BEGIN RECORDS SHOWN

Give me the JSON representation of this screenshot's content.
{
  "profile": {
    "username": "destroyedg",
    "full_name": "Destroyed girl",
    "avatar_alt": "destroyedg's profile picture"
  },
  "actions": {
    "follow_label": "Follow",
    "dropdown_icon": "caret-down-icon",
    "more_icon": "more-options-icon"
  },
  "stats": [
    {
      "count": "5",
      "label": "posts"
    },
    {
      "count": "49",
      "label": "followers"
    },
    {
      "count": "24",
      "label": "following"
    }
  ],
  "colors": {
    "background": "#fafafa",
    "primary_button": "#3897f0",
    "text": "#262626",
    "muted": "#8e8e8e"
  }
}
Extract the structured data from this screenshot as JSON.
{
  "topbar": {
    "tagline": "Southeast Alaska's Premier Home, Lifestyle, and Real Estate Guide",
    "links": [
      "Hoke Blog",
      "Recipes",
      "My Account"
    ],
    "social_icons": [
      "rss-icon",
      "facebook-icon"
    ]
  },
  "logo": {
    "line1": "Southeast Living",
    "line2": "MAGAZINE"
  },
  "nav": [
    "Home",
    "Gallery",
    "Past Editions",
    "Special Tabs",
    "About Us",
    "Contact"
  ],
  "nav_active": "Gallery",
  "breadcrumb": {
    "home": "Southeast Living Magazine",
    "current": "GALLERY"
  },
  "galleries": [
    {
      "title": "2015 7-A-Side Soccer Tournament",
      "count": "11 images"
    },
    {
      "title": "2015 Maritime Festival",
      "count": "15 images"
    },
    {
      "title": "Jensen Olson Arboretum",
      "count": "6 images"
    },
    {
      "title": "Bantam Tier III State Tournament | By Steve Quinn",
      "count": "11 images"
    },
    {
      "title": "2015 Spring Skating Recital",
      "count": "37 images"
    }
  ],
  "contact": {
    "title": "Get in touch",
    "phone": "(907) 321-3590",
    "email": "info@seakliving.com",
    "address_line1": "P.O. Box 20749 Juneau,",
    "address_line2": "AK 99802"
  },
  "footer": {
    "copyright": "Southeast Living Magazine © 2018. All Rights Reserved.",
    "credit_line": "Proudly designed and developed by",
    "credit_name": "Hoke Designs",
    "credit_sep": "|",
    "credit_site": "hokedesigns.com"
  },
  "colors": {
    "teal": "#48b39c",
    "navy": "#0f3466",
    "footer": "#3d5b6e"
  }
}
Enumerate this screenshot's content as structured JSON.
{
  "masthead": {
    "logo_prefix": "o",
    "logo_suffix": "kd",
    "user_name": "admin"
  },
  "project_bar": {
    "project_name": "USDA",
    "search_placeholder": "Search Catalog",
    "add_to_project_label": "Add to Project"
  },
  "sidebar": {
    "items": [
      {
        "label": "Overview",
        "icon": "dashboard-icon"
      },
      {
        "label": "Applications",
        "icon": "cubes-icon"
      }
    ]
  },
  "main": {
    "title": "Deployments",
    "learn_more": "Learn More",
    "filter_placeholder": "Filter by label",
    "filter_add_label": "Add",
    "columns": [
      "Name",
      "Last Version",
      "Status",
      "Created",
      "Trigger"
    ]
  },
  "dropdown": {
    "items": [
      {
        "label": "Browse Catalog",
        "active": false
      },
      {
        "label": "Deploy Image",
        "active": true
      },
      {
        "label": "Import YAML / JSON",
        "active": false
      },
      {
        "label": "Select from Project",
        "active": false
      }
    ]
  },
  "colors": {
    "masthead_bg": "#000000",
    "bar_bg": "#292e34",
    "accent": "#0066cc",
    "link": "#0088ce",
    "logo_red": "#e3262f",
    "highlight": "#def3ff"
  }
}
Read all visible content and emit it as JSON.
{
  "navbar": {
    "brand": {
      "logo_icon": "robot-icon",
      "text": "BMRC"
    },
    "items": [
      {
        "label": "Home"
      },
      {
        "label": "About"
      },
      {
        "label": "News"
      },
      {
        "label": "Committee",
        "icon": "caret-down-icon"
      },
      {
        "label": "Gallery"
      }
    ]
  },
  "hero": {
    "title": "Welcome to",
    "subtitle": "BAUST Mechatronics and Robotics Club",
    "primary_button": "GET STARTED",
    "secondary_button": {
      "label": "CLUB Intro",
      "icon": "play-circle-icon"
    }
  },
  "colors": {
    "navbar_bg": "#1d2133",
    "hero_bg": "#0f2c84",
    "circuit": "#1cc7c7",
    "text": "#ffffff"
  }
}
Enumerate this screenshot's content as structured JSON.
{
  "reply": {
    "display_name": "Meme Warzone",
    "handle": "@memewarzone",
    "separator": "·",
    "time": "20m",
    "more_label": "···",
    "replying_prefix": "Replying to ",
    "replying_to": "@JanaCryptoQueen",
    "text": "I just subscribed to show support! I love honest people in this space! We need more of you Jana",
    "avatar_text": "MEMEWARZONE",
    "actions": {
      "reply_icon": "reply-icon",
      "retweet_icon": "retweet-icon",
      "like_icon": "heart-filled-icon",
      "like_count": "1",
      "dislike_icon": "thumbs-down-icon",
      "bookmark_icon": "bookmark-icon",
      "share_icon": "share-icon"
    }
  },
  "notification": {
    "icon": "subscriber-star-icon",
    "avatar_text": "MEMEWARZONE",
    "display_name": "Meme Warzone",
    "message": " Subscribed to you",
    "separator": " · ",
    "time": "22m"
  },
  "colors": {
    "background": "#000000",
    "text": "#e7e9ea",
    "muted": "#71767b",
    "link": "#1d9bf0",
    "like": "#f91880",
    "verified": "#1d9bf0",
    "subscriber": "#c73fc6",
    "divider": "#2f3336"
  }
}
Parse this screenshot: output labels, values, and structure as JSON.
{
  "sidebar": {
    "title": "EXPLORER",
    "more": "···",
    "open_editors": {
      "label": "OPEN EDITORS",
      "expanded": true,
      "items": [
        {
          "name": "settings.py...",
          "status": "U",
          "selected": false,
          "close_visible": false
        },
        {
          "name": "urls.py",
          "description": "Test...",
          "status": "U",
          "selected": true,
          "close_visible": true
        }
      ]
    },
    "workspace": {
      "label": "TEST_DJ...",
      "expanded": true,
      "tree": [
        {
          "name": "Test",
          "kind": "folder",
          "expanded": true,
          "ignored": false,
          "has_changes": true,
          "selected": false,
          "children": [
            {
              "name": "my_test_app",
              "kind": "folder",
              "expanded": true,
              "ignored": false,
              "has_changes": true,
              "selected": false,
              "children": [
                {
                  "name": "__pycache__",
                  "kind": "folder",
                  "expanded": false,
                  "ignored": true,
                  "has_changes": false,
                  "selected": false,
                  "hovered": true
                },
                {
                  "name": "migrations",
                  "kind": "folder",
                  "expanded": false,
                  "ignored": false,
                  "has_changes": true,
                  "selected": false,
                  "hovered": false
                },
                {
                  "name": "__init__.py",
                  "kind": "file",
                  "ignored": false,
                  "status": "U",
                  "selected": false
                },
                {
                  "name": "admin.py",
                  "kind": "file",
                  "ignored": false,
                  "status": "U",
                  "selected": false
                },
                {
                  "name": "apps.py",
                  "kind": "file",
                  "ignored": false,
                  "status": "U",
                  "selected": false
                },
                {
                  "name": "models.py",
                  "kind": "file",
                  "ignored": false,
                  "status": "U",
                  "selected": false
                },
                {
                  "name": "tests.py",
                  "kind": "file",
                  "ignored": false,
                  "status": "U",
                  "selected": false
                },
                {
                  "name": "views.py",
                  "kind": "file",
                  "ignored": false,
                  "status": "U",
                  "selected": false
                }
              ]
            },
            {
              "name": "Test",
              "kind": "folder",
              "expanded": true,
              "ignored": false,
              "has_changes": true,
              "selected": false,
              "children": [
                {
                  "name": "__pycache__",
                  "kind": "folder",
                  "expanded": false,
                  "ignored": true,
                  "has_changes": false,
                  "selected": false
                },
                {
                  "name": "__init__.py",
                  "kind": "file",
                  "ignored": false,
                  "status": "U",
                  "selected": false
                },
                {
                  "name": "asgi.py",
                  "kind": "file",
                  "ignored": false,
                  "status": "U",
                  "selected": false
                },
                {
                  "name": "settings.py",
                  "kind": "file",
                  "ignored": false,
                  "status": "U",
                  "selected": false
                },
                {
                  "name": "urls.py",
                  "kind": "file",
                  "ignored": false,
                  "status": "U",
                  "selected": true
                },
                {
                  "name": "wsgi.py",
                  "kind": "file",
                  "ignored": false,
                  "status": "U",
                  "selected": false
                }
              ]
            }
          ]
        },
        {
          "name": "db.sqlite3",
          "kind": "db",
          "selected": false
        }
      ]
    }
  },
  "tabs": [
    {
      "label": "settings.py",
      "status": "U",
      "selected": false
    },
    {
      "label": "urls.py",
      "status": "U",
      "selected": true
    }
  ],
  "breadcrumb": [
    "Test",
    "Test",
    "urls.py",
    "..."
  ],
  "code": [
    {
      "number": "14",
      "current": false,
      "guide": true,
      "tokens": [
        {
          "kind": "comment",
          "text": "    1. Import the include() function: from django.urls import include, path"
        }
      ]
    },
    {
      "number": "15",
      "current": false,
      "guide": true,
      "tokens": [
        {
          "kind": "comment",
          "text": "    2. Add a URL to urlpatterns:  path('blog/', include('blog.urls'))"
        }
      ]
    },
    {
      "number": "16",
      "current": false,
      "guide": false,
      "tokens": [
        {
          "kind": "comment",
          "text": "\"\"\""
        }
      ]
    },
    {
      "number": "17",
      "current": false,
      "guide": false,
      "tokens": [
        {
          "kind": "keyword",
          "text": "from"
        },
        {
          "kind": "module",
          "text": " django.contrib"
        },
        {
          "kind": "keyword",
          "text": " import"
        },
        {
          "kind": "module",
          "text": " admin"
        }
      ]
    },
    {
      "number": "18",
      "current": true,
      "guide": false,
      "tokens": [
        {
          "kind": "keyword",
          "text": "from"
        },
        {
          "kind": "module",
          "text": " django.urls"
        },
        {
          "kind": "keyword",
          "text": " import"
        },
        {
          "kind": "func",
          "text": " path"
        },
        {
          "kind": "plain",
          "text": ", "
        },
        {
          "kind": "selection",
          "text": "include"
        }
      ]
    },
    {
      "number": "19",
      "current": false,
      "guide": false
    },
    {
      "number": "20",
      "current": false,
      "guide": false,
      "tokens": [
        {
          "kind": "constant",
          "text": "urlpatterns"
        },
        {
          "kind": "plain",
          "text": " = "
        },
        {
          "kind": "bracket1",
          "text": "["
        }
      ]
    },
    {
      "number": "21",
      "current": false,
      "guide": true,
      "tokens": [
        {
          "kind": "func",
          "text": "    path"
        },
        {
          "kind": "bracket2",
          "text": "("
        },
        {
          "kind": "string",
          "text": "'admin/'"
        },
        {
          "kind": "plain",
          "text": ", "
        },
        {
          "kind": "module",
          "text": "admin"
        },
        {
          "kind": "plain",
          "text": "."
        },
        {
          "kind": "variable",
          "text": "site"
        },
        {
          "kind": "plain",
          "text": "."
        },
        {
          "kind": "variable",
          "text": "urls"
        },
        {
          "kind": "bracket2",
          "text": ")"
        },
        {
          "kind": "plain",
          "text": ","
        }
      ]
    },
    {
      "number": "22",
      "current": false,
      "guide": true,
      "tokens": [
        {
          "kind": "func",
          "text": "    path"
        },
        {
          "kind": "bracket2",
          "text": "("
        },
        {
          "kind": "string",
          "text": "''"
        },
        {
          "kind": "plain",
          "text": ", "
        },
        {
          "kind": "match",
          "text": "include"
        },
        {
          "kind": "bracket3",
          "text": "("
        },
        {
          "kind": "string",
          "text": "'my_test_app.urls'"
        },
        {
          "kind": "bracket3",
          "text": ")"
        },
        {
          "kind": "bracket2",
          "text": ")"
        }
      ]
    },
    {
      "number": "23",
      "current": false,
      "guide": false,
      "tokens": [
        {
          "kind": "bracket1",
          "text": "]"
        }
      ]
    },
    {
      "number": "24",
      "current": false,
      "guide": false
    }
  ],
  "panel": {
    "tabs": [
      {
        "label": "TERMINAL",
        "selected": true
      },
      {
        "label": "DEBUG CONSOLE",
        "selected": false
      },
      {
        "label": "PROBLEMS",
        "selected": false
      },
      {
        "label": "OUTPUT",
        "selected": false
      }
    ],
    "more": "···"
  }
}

END RECORDS SHOWN

*TO BE DONE*
Pull out all lines of the data with the string "screenshot".

*RESPONSE*
Give me the JSON representation of this screenshot's content.
Extract the structured data from this screenshot as JSON.
Enumerate this screenshot's content as structured JSON.
Enumerate this screenshot's content as structured JSON.
Parse this screenshot: output labels, values, and structure as JSON.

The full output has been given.